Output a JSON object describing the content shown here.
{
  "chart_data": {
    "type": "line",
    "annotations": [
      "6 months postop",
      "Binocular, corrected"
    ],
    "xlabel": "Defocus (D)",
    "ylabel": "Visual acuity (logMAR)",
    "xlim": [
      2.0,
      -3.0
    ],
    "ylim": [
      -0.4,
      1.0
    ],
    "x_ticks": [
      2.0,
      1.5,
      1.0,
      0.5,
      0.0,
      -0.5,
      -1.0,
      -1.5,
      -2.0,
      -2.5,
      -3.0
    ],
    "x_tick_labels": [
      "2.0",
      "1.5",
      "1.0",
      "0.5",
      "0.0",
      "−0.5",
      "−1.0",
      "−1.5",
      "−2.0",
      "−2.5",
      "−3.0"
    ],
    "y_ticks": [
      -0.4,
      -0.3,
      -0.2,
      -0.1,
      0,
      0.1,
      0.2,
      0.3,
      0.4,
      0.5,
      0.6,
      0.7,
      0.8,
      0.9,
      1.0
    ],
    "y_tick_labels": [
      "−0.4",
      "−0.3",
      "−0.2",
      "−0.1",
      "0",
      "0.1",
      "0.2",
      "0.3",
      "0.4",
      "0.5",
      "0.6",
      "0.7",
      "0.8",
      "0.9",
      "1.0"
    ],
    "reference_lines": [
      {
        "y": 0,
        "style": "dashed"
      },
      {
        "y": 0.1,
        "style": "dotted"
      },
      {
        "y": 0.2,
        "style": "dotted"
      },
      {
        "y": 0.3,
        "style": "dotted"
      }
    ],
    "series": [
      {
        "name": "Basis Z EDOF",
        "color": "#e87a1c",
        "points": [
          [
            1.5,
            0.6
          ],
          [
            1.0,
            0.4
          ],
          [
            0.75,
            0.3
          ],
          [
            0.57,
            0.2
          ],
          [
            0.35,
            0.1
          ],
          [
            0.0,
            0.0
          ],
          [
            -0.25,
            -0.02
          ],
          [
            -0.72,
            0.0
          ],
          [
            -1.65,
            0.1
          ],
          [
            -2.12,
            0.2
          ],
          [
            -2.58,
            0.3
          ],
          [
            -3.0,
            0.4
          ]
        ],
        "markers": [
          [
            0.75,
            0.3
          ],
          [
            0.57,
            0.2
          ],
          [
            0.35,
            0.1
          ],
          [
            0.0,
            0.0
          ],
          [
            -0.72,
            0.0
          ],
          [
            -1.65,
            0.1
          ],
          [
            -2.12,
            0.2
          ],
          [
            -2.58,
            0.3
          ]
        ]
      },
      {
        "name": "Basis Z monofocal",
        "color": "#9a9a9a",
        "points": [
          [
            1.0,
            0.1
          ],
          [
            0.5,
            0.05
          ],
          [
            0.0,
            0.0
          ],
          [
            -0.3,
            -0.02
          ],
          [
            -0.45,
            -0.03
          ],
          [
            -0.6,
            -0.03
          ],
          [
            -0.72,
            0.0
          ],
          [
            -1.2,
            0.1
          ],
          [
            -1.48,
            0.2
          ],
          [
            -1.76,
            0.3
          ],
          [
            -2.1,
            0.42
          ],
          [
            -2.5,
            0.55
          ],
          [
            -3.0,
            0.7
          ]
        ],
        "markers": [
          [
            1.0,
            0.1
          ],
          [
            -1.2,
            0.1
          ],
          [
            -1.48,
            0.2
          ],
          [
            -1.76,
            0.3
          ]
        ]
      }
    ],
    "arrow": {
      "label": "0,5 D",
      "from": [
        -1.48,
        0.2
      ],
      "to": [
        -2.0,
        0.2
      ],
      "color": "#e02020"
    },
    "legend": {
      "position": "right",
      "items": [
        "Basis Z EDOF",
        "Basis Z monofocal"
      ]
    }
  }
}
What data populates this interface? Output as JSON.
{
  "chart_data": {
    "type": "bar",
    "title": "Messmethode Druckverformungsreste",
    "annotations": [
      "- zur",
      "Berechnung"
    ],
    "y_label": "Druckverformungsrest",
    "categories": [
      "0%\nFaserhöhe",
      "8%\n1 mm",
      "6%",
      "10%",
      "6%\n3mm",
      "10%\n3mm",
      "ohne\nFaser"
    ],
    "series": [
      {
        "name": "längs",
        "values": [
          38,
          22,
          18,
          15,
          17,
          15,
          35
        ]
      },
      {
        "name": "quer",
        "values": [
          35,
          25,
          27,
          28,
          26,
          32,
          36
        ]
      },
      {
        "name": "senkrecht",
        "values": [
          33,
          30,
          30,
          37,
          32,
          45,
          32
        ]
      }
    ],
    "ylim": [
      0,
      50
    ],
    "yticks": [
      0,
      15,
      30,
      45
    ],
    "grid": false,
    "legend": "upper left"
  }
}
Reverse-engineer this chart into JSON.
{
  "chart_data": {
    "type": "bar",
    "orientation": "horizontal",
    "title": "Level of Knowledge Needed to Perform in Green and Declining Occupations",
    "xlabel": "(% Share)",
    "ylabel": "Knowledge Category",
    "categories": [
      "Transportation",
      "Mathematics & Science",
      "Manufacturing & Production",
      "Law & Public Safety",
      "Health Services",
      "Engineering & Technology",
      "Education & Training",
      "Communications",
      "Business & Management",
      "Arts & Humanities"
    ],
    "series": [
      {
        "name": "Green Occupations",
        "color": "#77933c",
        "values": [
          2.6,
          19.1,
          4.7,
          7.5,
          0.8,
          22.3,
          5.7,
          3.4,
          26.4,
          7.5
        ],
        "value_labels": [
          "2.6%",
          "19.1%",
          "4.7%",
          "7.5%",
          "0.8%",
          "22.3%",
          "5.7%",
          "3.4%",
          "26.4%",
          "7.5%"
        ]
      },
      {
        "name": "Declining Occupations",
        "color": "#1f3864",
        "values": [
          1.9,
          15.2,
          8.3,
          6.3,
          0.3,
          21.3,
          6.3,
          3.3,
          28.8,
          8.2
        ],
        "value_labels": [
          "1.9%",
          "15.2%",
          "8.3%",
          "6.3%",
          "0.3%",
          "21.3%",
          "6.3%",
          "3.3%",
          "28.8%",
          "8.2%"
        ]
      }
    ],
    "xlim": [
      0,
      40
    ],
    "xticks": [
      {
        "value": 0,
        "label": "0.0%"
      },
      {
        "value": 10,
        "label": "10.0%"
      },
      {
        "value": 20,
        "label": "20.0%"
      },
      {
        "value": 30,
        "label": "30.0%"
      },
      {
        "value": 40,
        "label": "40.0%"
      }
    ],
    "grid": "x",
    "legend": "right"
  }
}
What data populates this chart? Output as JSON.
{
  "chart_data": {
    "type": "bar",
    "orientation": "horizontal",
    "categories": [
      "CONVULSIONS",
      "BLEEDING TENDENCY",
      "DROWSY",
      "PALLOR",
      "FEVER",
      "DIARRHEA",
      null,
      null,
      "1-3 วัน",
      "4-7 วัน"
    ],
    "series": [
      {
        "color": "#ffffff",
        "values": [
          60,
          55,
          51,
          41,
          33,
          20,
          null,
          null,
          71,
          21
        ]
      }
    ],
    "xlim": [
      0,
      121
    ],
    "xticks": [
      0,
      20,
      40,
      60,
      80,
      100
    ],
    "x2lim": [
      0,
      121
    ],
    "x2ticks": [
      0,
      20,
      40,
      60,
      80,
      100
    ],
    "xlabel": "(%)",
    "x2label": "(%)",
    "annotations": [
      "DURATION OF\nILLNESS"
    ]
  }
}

TASK DIRECTIONS: Extract all of the data shown above and repeat it verbatim.

RESPONSE TO THE TASK:
Output a JSON object describing the content shown here.
{
  "chart_data": {
    "type": "line",
    "annotations": [
      "6 months postop",
      "Binocular, corrected"
    ],
    "xlabel": "Defocus (D)",
    "ylabel": "Visual acuity (logMAR)",
    "xlim": [
      2.0,
      -3.0
    ],
    "ylim": [
      -0.4,
      1.0
    ],
    "x_ticks": [
      2.0,
      1.5,
      1.0,
      0.5,
      0.0,
      -0.5,
      -1.0,
      -1.5,
      -2.0,
      -2.5,
      -3.0
    ],
    "x_tick_labels": [
      "2.0",
      "1.5",
      "1.0",
      "0.5",
      "0.0",
      "−0.5",
      "−1.0",
      "−1.5",
      "−2.0",
      "−2.5",
      "−3.0"
    ],
    "y_ticks": [
      -0.4,
      -0.3,
      -0.2,
      -0.1,
      0,
      0.1,
      0.2,
      0.3,
      0.4,
      0.5,
      0.6,
      0.7,
      0.8,
      0.9,
      1.0
    ],
    "y_tick_labels": [
      "−0.4",
      "−0.3",
      "−0.2",
      "−0.1",
      "0",
      "0.1",
      "0.2",
      "0.3",
      "0.4",
      "0.5",
      "0.6",
      "0.7",
      "0.8",
      "0.9",
      "1.0"
    ],
    "reference_lines": [
      {
        "y": 0,
        "style": "dashed"
      },
      {
        "y": 0.1,
        "style": "dotted"
      },
      {
        "y": 0.2,
        "style": "dotted"
      },
      {
        "y": 0.3,
        "style": "dotted"
      }
    ],
    "series": [
      {
        "name": "Basis Z EDOF",
        "color": "#e87a1c",
        "points": [
          [
            1.5,
            0.6
          ],
          [
            1.0,
            0.4
          ],
          [
            0.75,
            0.3
          ],
          [
            0.57,
            0.2
          ],
          [
            0.35,
            0.1
          ],
          [
            0.0,
            0.0
          ],
          [
            -0.25,
            -0.02
          ],
          [
            -0.72,
            0.0
          ],
          [
            -1.65,
            0.1
          ],
          [
            -2.12,
            0.2
          ],
          [
            -2.58,
            0.3
          ],
          [
            -3.0,
            0.4
          ]
        ],
        "markers": [
          [
            0.75,
            0.3
          ],
          [
            0.57,
            0.2
          ],
          [
            0.35,
            0.1
          ],
          [
            0.0,
            0.0
          ],
          [
            -0.72,
            0.0
          ],
          [
            -1.65,
            0.1
          ],
          [
            -2.12,
            0.2
          ],
          [
            -2.58,
            0.3
          ]
        ]
      },
      {
        "name": "Basis Z monofocal",
        "color": "#9a9a9a",
        "points": [
          [
            1.0,
            0.1
          ],
          [
            0.5,
            0.05
          ],
          [
            0.0,
            0.0
          ],
          [
            -0.3,
            -0.02
          ],
          [
            -0.45,
            -0.03
          ],
          [
            -0.6,
            -0.03
          ],
          [
            -0.72,
            0.0
          ],
          [
            -1.2,
            0.1
          ],
          [
            -1.48,
            0.2
          ],
          [
            -1.76,
            0.3
          ],
          [
            -2.1,
            0.42
          ],
          [
            -2.5,
            0.55
          ],
          [
            -3.0,
            0.7
          ]
        ],
        "markers": [
          [
            1.0,
            0.1
          ],
          [
            -1.2,
            0.1
          ],
          [
            -1.48,
            0.2
          ],
          [
            -1.76,
            0.3
          ]
        ]
      }
    ],
    "arrow": {
      "label": "0,5 D",
      "from": [
        -1.48,
        0.2
      ],
      "to": [
        -2.0,
        0.2
      ],
      "color": "#e02020"
    },
    "legend": {
      "position": "right",
      "items": [
        "Basis Z EDOF",
        "Basis Z monofocal"
      ]
    }
  }
}
What data populates this interface? Output as JSON.
{
  "chart_data": {
    "type": "bar",
    "title": "Messmethode Druckverformungsreste",
    "annotations": [
      "- zur",
      "Berechnung"
    ],
    "y_label": "Druckverformungsrest",
    "categories": [
      "0%\nFaserhöhe",
      "8%\n1 mm",
      "6%",
      "10%",
      "6%\n3mm",
      "10%\n3mm",
      "ohne\nFaser"
    ],
    "series": [
      {
        "name": "längs",
        "values": [
          38,
          22,
          18,
          15,
          17,
          15,
          35
        ]
      },
      {
        "name": "quer",
        "values": [
          35,
          25,
          27,
          28,
          26,
          32,
          36
        ]
      },
      {
        "name": "senkrecht",
        "values": [
          33,
          30,
          30,
          37,
          32,
          45,
          32
        ]
      }
    ],
    "ylim": [
      0,
      50
    ],
    "yticks": [
      0,
      15,
      30,
      45
    ],
    "grid": false,
    "legend": "upper left"
  }
}
Reverse-engineer this chart into JSON.
{
  "chart_data": {
    "type": "bar",
    "orientation": "horizontal",
    "title": "Level of Knowledge Needed to Perform in Green and Declining Occupations",
    "xlabel": "(% Share)",
    "ylabel": "Knowledge Category",
    "categories": [
      "Transportation",
      "Mathematics & Science",
      "Manufacturing & Production",
      "Law & Public Safety",
      "Health Services",
      "Engineering & Technology",
      "Education & Training",
      "Communications",
      "Business & Management",
      "Arts & Humanities"
    ],
    "series": [
      {
        "name": "Green Occupations",
        "color": "#77933c",
        "values": [
          2.6,
          19.1,
          4.7,
          7.5,
          0.8,
          22.3,
          5.7,
          3.4,
          26.4,
          7.5
        ],
        "value_labels": [
          "2.6%",
          "19.1%",
          "4.7%",
          "7.5%",
          "0.8%",
          "22.3%",
          "5.7%",
          "3.4%",
          "26.4%",
          "7.5%"
        ]
      },
      {
        "name": "Declining Occupations",
        "color": "#1f3864",
        "values": [
          1.9,
          15.2,
          8.3,
          6.3,
          0.3,
          21.3,
          6.3,
          3.3,
          28.8,
          8.2
        ],
        "value_labels": [
          "1.9%",
          "15.2%",
          "8.3%",
          "6.3%",
          "0.3%",
          "21.3%",
          "6.3%",
          "3.3%",
          "28.8%",
          "8.2%"
        ]
      }
    ],
    "xlim": [
      0,
      40
    ],
    "xticks": [
      {
        "value": 0,
        "label": "0.0%"
      },
      {
        "value": 10,
        "label": "10.0%"
      },
      {
        "value": 20,
        "label": "20.0%"
      },
      {
        "value": 30,
        "label": "30.0%"
      },
      {
        "value": 40,
        "label": "40.0%"
      }
    ],
    "grid": "x",
    "legend": "right"
  }
}
What data populates this chart? Output as JSON.
{
  "chart_data": {
    "type": "bar",
    "orientation": "horizontal",
    "categories": [
      "CONVULSIONS",
      "BLEEDING TENDENCY",
      "DROWSY",
      "PALLOR",
      "FEVER",
      "DIARRHEA",
      null,
      null,
      "1-3 วัน",
      "4-7 วัน"
    ],
    "series": [
      {
        "color": "#ffffff",
        "values": [
          60,
          55,
          51,
          41,
          33,
          20,
          null,
          null,
          71,
          21
        ]
      }
    ],
    "xlim": [
      0,
      121
    ],
    "xticks": [
      0,
      20,
      40,
      60,
      80,
      100
    ],
    "x2lim": [
      0,
      121
    ],
    "x2ticks": [
      0,
      20,
      40,
      60,
      80,
      100
    ],
    "xlabel": "(%)",
    "x2label": "(%)",
    "annotations": [
      "DURATION OF\nILLNESS"
    ]
  }
}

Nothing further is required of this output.